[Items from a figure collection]
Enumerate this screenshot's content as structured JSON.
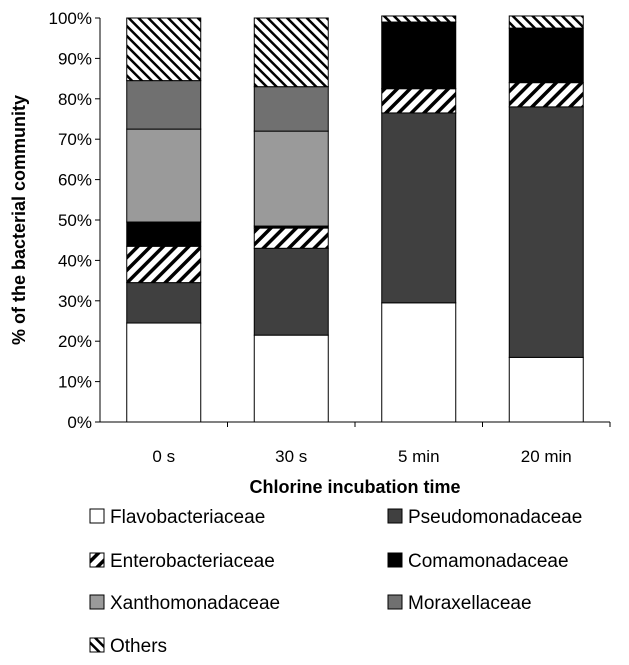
{
  "chart_data": {
    "type": "bar",
    "stacked": true,
    "categories": [
      "0 s",
      "30 s",
      "5 min",
      "20 min"
    ],
    "xlabel": "Chlorine incubation time",
    "ylabel": "% of the bacterial community",
    "ylim": [
      0,
      100
    ],
    "y_ticks": [
      "0%",
      "10%",
      "20%",
      "30%",
      "40%",
      "50%",
      "60%",
      "70%",
      "80%",
      "90%",
      "100%"
    ],
    "legend_position": "bottom",
    "series": [
      {
        "name": "Flavobacteriaceae",
        "values": [
          24.5,
          21.5,
          29.5,
          16.0
        ],
        "fill": "#ffffff",
        "pattern": "none"
      },
      {
        "name": "Pseudomonadaceae",
        "values": [
          10.0,
          21.5,
          47.0,
          62.0
        ],
        "fill": "#404040",
        "pattern": "none"
      },
      {
        "name": "Enterobacteriaceae",
        "values": [
          9.0,
          5.0,
          6.0,
          6.0
        ],
        "fill": "#ffffff",
        "pattern": "diagonal"
      },
      {
        "name": "Comamonadaceae",
        "values": [
          6.0,
          0.5,
          16.5,
          13.5
        ],
        "fill": "#000000",
        "pattern": "none"
      },
      {
        "name": "Xanthomonadaceae",
        "values": [
          23.0,
          23.5,
          0.0,
          0.0
        ],
        "fill": "#9a9a9a",
        "pattern": "none"
      },
      {
        "name": "Moraxellaceae",
        "values": [
          12.0,
          11.0,
          0.0,
          0.0
        ],
        "fill": "#707070",
        "pattern": "none"
      },
      {
        "name": "Others",
        "values": [
          15.5,
          17.0,
          1.5,
          3.0
        ],
        "fill": "#ffffff",
        "pattern": "diagonal-dense"
      }
    ]
  }
}
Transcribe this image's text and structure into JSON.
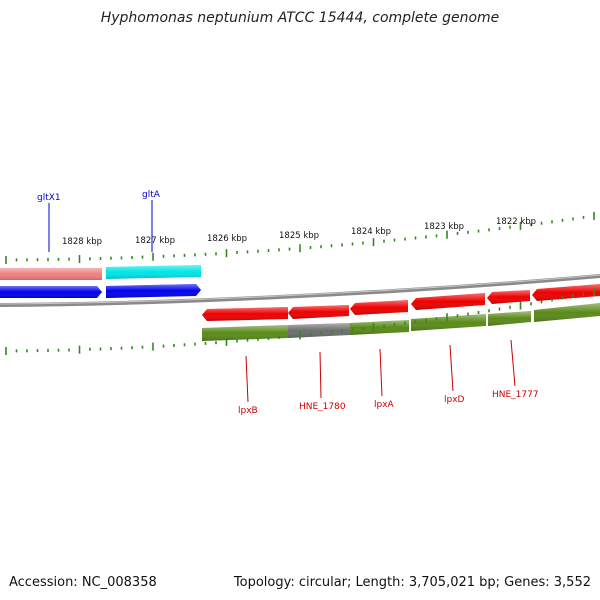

> **WHAT IS BEING ASKED**: Every line in the entries above that mentions the word "this" must be shown.

> **WRITTEN SOLUTION**:
Enumerate this screenshot's content as structured JSON.
Transcribe this image's text and structure into JSON.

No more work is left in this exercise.